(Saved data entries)
━━━━━━━━
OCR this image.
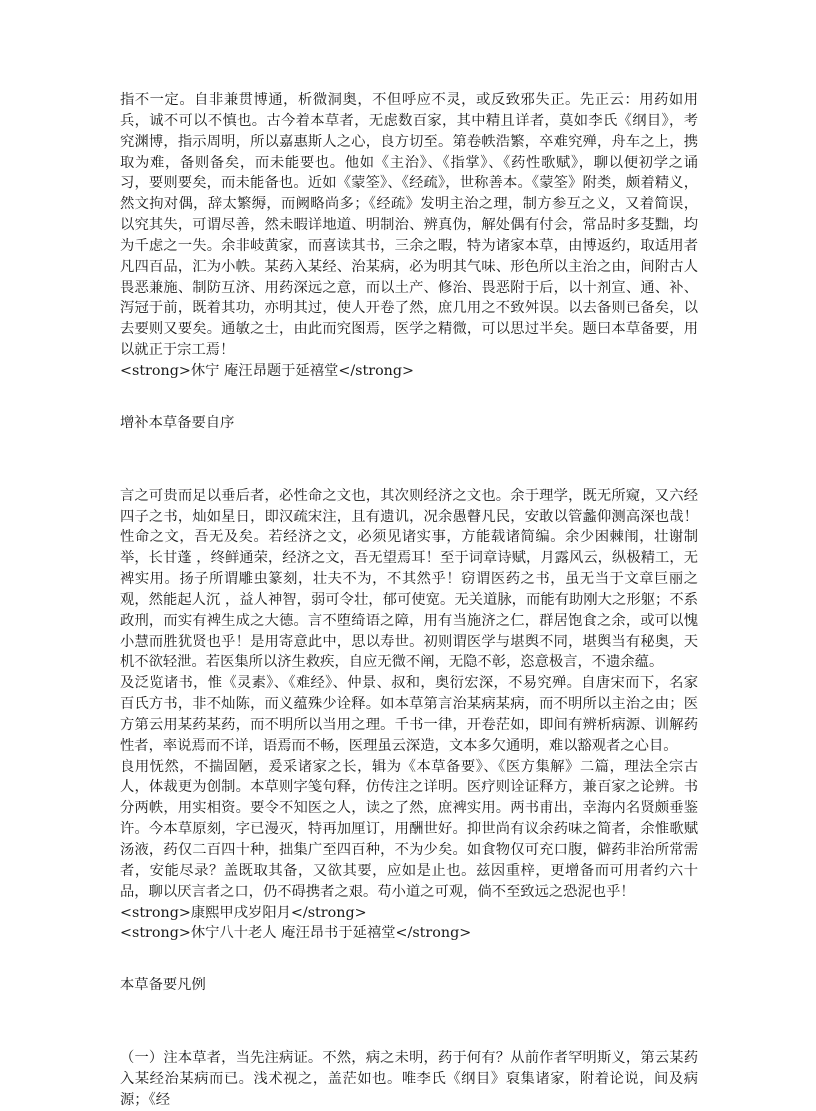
指不一定。自非兼贯博通，析微洞奥，不但呼应不灵，或反致邪失正。先正云：用药如用兵，诚不可以不慎也。古今着本草者，无虑数百家，其中精且详者，莫如李氏《纲目》，考究渊博，指示周明，所以嘉惠斯人之心，良方切至。第卷帙浩繁，卒难究殚，舟车之上，携取为难，备则备矣，而未能要也。他如《主治》、《指掌》、《药性歌赋》，聊以便初学之诵习，要则要矣，而未能备也。近如《蒙筌》、《经疏》，世称善本。《蒙筌》附类，颇着精义，然文拘对偶，辞太繁缛，而阙略尚多；《经疏》发明主治之理，制方参互之义，又着简误，以究其失，可谓尽善，然未暇详地道、明制治、辨真伪，解处偶有付会，常品时多芟黜，均为千虑之一失。余非岐黄家，而喜读其书，三余之暇，特为诸家本草，由博返约，取适用者凡四百品，汇为小帙。某药入某经、治某病，必为明其气味、形色所以主治之由，间附古人畏恶兼施、制防互济、用药深远之意，而以土产、修治、畏恶附于后，以十剂宣、通、补、泻冠于前，既着其功，亦明其过，使人开卷了然，庶几用之不致舛误。以去备则已备矣，以去要则又要矣。通敏之士，由此而究图焉，医学之精微，可以思过半矣。题曰本草备要，用以就正于宗工焉！

<strong>休宁 庵汪昂题于延禧堂</strong>

增补本草备要自序

言之可贵而足以垂后者，必性命之文也，其次则经济之文也。余于理学，既无所窥，又六经四子之书，灿如星日，即汉疏宋注，且有遗讥，况余愚瞽凡民，安敢以管蠡仰测高深也哉！性命之文，吾无及矣。若经济之文，必须见诸实事，方能载诸简编。余少困棘闱，壮谢制举，长甘蓬 ，终鲜通荣，经济之文，吾无望焉耳！至于词章诗赋，月露风云，纵极精工，无裨实用。扬子所谓雕虫篆刻，壮夫不为，不其然乎！窃谓医药之书，虽无当于文章巨丽之观，然能起人沉 ，益人神智，弱可令壮，郁可使宽。无关道脉，而能有助刚大之形躯；不系政刑，而实有裨生成之大德。言不堕绮语之障，用有当施济之仁，群居饱食之余，或可以愧小慧而胜犹贤也乎！是用寄意此中，思以寿世。初则谓医学与堪舆不同，堪舆当有秘奥，天机不欲轻泄。若医集所以济生救疾，自应无微不阐，无隐不彰，恣意极言，不遗余蕴。

及泛览诸书，惟《灵素》、《难经》、仲景、叔和，奥衍宏深，不易究殚。自唐宋而下，名家百氏方书，非不灿陈，而义蕴殊少诠释。如本草第言治某病某病，而不明所以主治之由；医方第云用某药某药，而不明所以当用之理。千书一律，开卷茫如，即间有辨析病源、训解药性者，率说焉而不详，语焉而不畅，医理虽云深造，文本多欠通明，难以豁观者之心目。

良用怃然，不揣固陋，爰采诸家之长，辑为《本草备要》、《医方集解》二篇，理法全宗古人，体裁更为创制。本草则字笺句释，仿传注之详明。医疗则诠证释方，兼百家之论辨。书分两帙，用实相资。要令不知医之人，读之了然，庶裨实用。两书甫出，幸海内名贤颇垂鉴许。今本草原刻，字已漫灭，特再加厘订，用酬世好。抑世尚有议余药味之简者，余惟歌赋汤液，药仅二百四十种，拙集广至四百种，不为少矣。如食物仅可充口腹，僻药非治所常需者，安能尽录？盖既取其备，又欲其要，应如是止也。兹因重梓，更增备而可用者约六十品，聊以厌言者之口，仍不碍携者之艰。苟小道之可观，倘不至致远之恐泥也乎！

<strong>康熙甲戌岁阳月</strong>

<strong>休宁八十老人 庵汪昂书于延禧堂</strong>

本草备要凡例

（一）注本草者，当先注病证。不然，病之未明，药于何有？从前作者罕明斯义，第云某药入某经治某病而已。浅术视之，盖茫如也。唯李氏《纲目》裒集诸家，附着论说，间及病源；《经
━━━━━━━━
WORK TO DO: Write out the listing above again, exactly, but with no pictures in the copy.

EXERCISE OUTPUT:
OCR this image.
指不一定。自非兼贯博通，析微洞奥，不但呼应不灵，或反致邪失正。先正云：用药如用兵，诚不可以不慎也。古今着本草者，无虑数百家，其中精且详者，莫如李氏《纲目》，考究渊博，指示周明，所以嘉惠斯人之心，良方切至。第卷帙浩繁，卒难究殚，舟车之上，携取为难，备则备矣，而未能要也。他如《主治》、《指掌》、《药性歌赋》，聊以便初学之诵习，要则要矣，而未能备也。近如《蒙筌》、《经疏》，世称善本。《蒙筌》附类，颇着精义，然文拘对偶，辞太繁缛，而阙略尚多；《经疏》发明主治之理，制方参互之义，又着简误，以究其失，可谓尽善，然未暇详地道、明制治、辨真伪，解处偶有付会，常品时多芟黜，均为千虑之一失。余非岐黄家，而喜读其书，三余之暇，特为诸家本草，由博返约，取适用者凡四百品，汇为小帙。某药入某经、治某病，必为明其气味、形色所以主治之由，间附古人畏恶兼施、制防互济、用药深远之意，而以土产、修治、畏恶附于后，以十剂宣、通、补、泻冠于前，既着其功，亦明其过，使人开卷了然，庶几用之不致舛误。以去备则已备矣，以去要则又要矣。通敏之士，由此而究图焉，医学之精微，可以思过半矣。题曰本草备要，用以就正于宗工焉！

<strong>休宁 庵汪昂题于延禧堂</strong>

增补本草备要自序

言之可贵而足以垂后者，必性命之文也，其次则经济之文也。余于理学，既无所窥，又六经四子之书，灿如星日，即汉疏宋注，且有遗讥，况余愚瞽凡民，安敢以管蠡仰测高深也哉！性命之文，吾无及矣。若经济之文，必须见诸实事，方能载诸简编。余少困棘闱，壮谢制举，长甘蓬 ，终鲜通荣，经济之文，吾无望焉耳！至于词章诗赋，月露风云，纵极精工，无裨实用。扬子所谓雕虫篆刻，壮夫不为，不其然乎！窃谓医药之书，虽无当于文章巨丽之观，然能起人沉 ，益人神智，弱可令壮，郁可使宽。无关道脉，而能有助刚大之形躯；不系政刑，而实有裨生成之大德。言不堕绮语之障，用有当施济之仁，群居饱食之余，或可以愧小慧而胜犹贤也乎！是用寄意此中，思以寿世。初则谓医学与堪舆不同，堪舆当有秘奥，天机不欲轻泄。若医集所以济生救疾，自应无微不阐，无隐不彰，恣意极言，不遗余蕴。

及泛览诸书，惟《灵素》、《难经》、仲景、叔和，奥衍宏深，不易究殚。自唐宋而下，名家百氏方书，非不灿陈，而义蕴殊少诠释。如本草第言治某病某病，而不明所以主治之由；医方第云用某药某药，而不明所以当用之理。千书一律，开卷茫如，即间有辨析病源、训解药性者，率说焉而不详，语焉而不畅，医理虽云深造，文本多欠通明，难以豁观者之心目。

良用怃然，不揣固陋，爰采诸家之长，辑为《本草备要》、《医方集解》二篇，理法全宗古人，体裁更为创制。本草则字笺句释，仿传注之详明。医疗则诠证释方，兼百家之论辨。书分两帙，用实相资。要令不知医之人，读之了然，庶裨实用。两书甫出，幸海内名贤颇垂鉴许。今本草原刻，字已漫灭，特再加厘订，用酬世好。抑世尚有议余药味之简者，余惟歌赋汤液，药仅二百四十种，拙集广至四百种，不为少矣。如食物仅可充口腹，僻药非治所常需者，安能尽录？盖既取其备，又欲其要，应如是止也。兹因重梓，更增备而可用者约六十品，聊以厌言者之口，仍不碍携者之艰。苟小道之可观，倘不至致远之恐泥也乎！

<strong>康熙甲戌岁阳月</strong>

<strong>休宁八十老人 庵汪昂书于延禧堂</strong>

本草备要凡例

（一）注本草者，当先注病证。不然，病之未明，药于何有？从前作者罕明斯义，第云某药入某经治某病而已。浅术视之，盖茫如也。唯李氏《纲目》裒集诸家，附着论说，间及病源；《经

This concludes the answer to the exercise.